BEGIN EXTRACTED MATERIAL
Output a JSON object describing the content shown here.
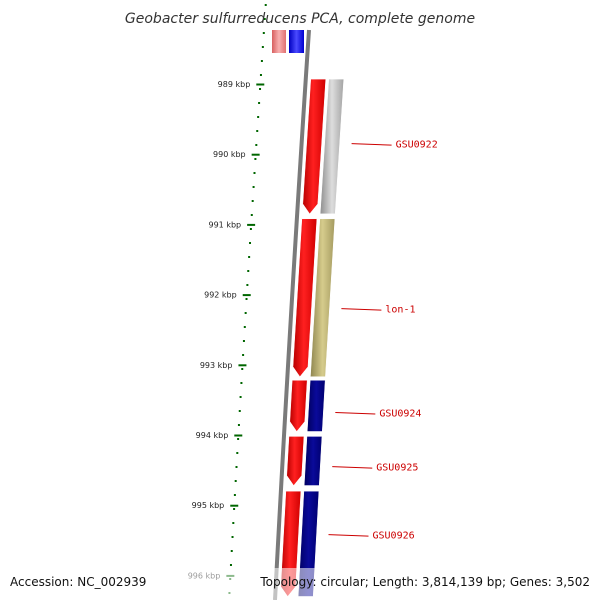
{
  "header": {
    "title": "Geobacter sulfurreducens PCA, complete genome"
  },
  "footer": {
    "accession": "Accession: NC_002939",
    "topology": "Topology: circular; Length: 3,814,139 bp; Genes: 3,502"
  },
  "ruler": {
    "unit": "kbp",
    "ticks": [
      {
        "kbp": 989,
        "label": "989 kbp"
      },
      {
        "kbp": 990,
        "label": "990 kbp"
      },
      {
        "kbp": 991,
        "label": "991 kbp"
      },
      {
        "kbp": 992,
        "label": "992 kbp"
      },
      {
        "kbp": 993,
        "label": "993 kbp"
      },
      {
        "kbp": 994,
        "label": "994 kbp"
      },
      {
        "kbp": 995,
        "label": "995 kbp"
      },
      {
        "kbp": 996,
        "label": "996 kbp"
      }
    ]
  },
  "colors": {
    "forward_cds": "#ff0000",
    "reverse_cds_grey": "#b8b8b8",
    "reverse_cds_olive": "#b8ae6c",
    "reverse_cds_navy": "#000080",
    "top_blue": "#0000ff",
    "top_pink": "#e88080",
    "backbone": "#7a7a7a",
    "ruler_green": "#006600",
    "label_red": "#cc0000"
  },
  "features": {
    "forward": [
      {
        "start_kbp": 988.93,
        "end_kbp": 990.85
      },
      {
        "start_kbp": 990.92,
        "end_kbp": 993.17
      },
      {
        "start_kbp": 993.22,
        "end_kbp": 993.95
      },
      {
        "start_kbp": 994.02,
        "end_kbp": 994.72
      },
      {
        "start_kbp": 994.8,
        "end_kbp": 996.3
      }
    ],
    "reverse": [
      {
        "start_kbp": 988.93,
        "end_kbp": 990.85,
        "color_key": "reverse_cds_grey"
      },
      {
        "start_kbp": 990.92,
        "end_kbp": 993.17,
        "color_key": "reverse_cds_olive"
      },
      {
        "start_kbp": 993.22,
        "end_kbp": 993.95,
        "color_key": "reverse_cds_navy"
      },
      {
        "start_kbp": 994.02,
        "end_kbp": 994.72,
        "color_key": "reverse_cds_navy"
      },
      {
        "start_kbp": 994.8,
        "end_kbp": 996.3,
        "color_key": "reverse_cds_navy"
      }
    ]
  },
  "labels": [
    {
      "text": "GSU0922",
      "kbp": 989.85
    },
    {
      "text": "lon-1",
      "kbp": 992.2
    },
    {
      "text": "GSU0924",
      "kbp": 993.68
    },
    {
      "text": "GSU0925",
      "kbp": 994.45
    },
    {
      "text": "GSU0926",
      "kbp": 995.42
    }
  ]
}
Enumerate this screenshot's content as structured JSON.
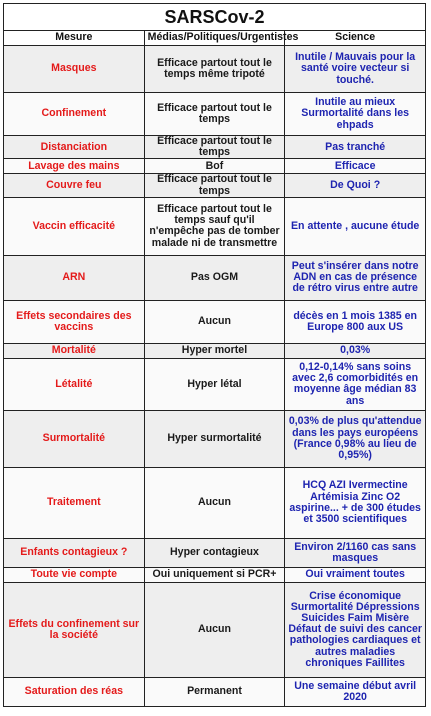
{
  "title": "SARSCov-2",
  "headers": [
    "Mesure",
    "Médias/Politiques/Urgentistes",
    "Science"
  ],
  "rows": [
    {
      "mesure": "Masques",
      "medias": "Efficace partout tout le temps même tripoté",
      "science": "Inutile / Mauvais pour la santé voire vecteur si touché."
    },
    {
      "mesure": "Confinement",
      "medias": "Efficace partout tout le temps",
      "science": "Inutile au mieux Surmortalité dans les ehpads"
    },
    {
      "mesure": "Distanciation",
      "medias": "Efficace partout tout le temps",
      "science": "Pas tranché"
    },
    {
      "mesure": "Lavage des mains",
      "medias": "Bof",
      "science": "Efficace"
    },
    {
      "mesure": "Couvre feu",
      "medias": "Efficace partout tout le temps",
      "science": "De Quoi ?"
    },
    {
      "mesure": "Vaccin efficacité",
      "medias": "Efficace partout tout le temps sauf qu'il n'empêche pas de tomber malade ni de transmettre",
      "science": "En attente , aucune étude"
    },
    {
      "mesure": "ARN",
      "medias": "Pas OGM",
      "science": "Peut s'insérer dans notre ADN en cas de présence de rétro virus entre autre"
    },
    {
      "mesure": "Effets secondaires des vaccins",
      "medias": "Aucun",
      "science": "décès en 1 mois 1385 en Europe 800 aux US"
    },
    {
      "mesure": "Mortalité",
      "medias": "Hyper mortel",
      "science": "0,03%"
    },
    {
      "mesure": "Létalité",
      "medias": "Hyper létal",
      "science": "0,12-0,14% sans soins avec 2,6 comorbidités en moyenne âge médian 83 ans"
    },
    {
      "mesure": "Surmortalité",
      "medias": "Hyper surmortalité",
      "science": "0,03% de plus qu'attendue dans les pays européens (France 0,98% au lieu de 0,95%)"
    },
    {
      "mesure": "Traitement",
      "medias": "Aucun",
      "science": "HCQ AZI Ivermectine Artémisia Zinc O2 aspirine... + de 300 études et 3500 scientifiques"
    },
    {
      "mesure": "Enfants contagieux ?",
      "medias": "Hyper contagieux",
      "science": "Environ 2/1160 cas sans masques"
    },
    {
      "mesure": "Toute vie compte",
      "medias": "Oui uniquement si PCR+",
      "science": "Oui vraiment toutes"
    },
    {
      "mesure": "Effets du confinement sur la société",
      "medias": "Aucun",
      "science": "Crise économique Surmortalité Dépressions Suicides Faim Misère Défaut de suivi des cancer pathologies cardiaques et autres maladies chroniques Faillites"
    },
    {
      "mesure": "Saturation des réas",
      "medias": "Permanent",
      "science": "Une semaine début avril 2020"
    }
  ]
}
END EXTRACTED MATERIAL
(TASK ITEM):
Count how many lines above include the word "Hyper" and answer with that figure only.

(RESULT OF THE TASK):
4